**STATED TASK**.
Pictures stay out of the copy; set down each line of the listing below exactly.
───── INPUT DATA
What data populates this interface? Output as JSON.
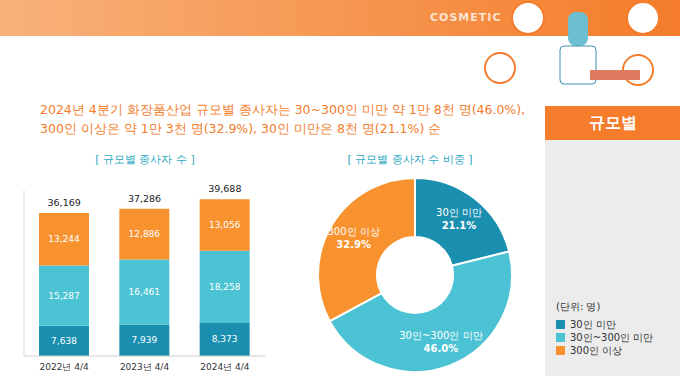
{
  "header": {
    "label": "COSMETIC"
  },
  "headline": "2024년 4분기 화장품산업 규모별 종사자는 30~300인 미만 약 1만 8천 명(46.0%), 300인 이상은 약 1만 3천 명(32.9%), 30인 미만은 8천 명(21.1%) 순",
  "side_label": "규모별",
  "unit": "(단위: 명)",
  "chart_data": [
    {
      "type": "bar",
      "title": "[ 규모별 종사자 수 ]",
      "categories": [
        "2022년 4/4",
        "2023년 4/4",
        "2024년 4/4"
      ],
      "stacked": true,
      "data_labels": true,
      "tick_labels": "x",
      "legend": "right",
      "ylim": [
        0,
        42000
      ],
      "series": [
        {
          "name": "30인 미만",
          "color": "#1a8fb0",
          "values": [
            7638,
            7939,
            8373
          ],
          "value_labels": [
            "7,638",
            "7,939",
            "8,373"
          ]
        },
        {
          "name": "30인~300인 미만",
          "color": "#4cc3d4",
          "values": [
            15287,
            16461,
            18258
          ],
          "value_labels": [
            "15,287",
            "16,461",
            "18,258"
          ]
        },
        {
          "name": "300인 이상",
          "color": "#f7922f",
          "values": [
            13244,
            12886,
            13056
          ],
          "value_labels": [
            "13,244",
            "12,886",
            "13,056"
          ]
        }
      ],
      "totals": {
        "values": [
          36169,
          37286,
          39688
        ],
        "value_labels": [
          "36,169",
          "37,286",
          "39,688"
        ]
      }
    },
    {
      "type": "pie",
      "title": "[ 규모별 종사자 수 비중 ]",
      "categories": [
        "30인 미만",
        "30인~300인 미만",
        "300인 이상"
      ],
      "values": [
        21.1,
        46.0,
        32.9
      ],
      "value_labels": [
        "21.1%",
        "46.0%",
        "32.9%"
      ],
      "colors": [
        "#1a8fb0",
        "#4cc3d4",
        "#f7922f"
      ],
      "data_labels": true
    }
  ]
}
──────────
**TASK SOLUTION**.
What data populates this interface? Output as JSON.
{
  "header": {
    "label": "COSMETIC"
  },
  "headline": "2024년 4분기 화장품산업 규모별 종사자는 30~300인 미만 약 1만 8천 명(46.0%), 300인 이상은 약 1만 3천 명(32.9%), 30인 미만은 8천 명(21.1%) 순",
  "side_label": "규모별",
  "unit": "(단위: 명)",
  "chart_data": [
    {
      "type": "bar",
      "title": "[ 규모별 종사자 수 ]",
      "categories": [
        "2022년 4/4",
        "2023년 4/4",
        "2024년 4/4"
      ],
      "stacked": true,
      "data_labels": true,
      "tick_labels": "x",
      "legend": "right",
      "ylim": [
        0,
        42000
      ],
      "series": [
        {
          "name": "30인 미만",
          "color": "#1a8fb0",
          "values": [
            7638,
            7939,
            8373
          ],
          "value_labels": [
            "7,638",
            "7,939",
            "8,373"
          ]
        },
        {
          "name": "30인~300인 미만",
          "color": "#4cc3d4",
          "values": [
            15287,
            16461,
            18258
          ],
          "value_labels": [
            "15,287",
            "16,461",
            "18,258"
          ]
        },
        {
          "name": "300인 이상",
          "color": "#f7922f",
          "values": [
            13244,
            12886,
            13056
          ],
          "value_labels": [
            "13,244",
            "12,886",
            "13,056"
          ]
        }
      ],
      "totals": {
        "values": [
          36169,
          37286,
          39688
        ],
        "value_labels": [
          "36,169",
          "37,286",
          "39,688"
        ]
      }
    },
    {
      "type": "pie",
      "title": "[ 규모별 종사자 수 비중 ]",
      "categories": [
        "30인 미만",
        "30인~300인 미만",
        "300인 이상"
      ],
      "values": [
        21.1,
        46.0,
        32.9
      ],
      "value_labels": [
        "21.1%",
        "46.0%",
        "32.9%"
      ],
      "colors": [
        "#1a8fb0",
        "#4cc3d4",
        "#f7922f"
      ],
      "data_labels": true
    }
  ]
}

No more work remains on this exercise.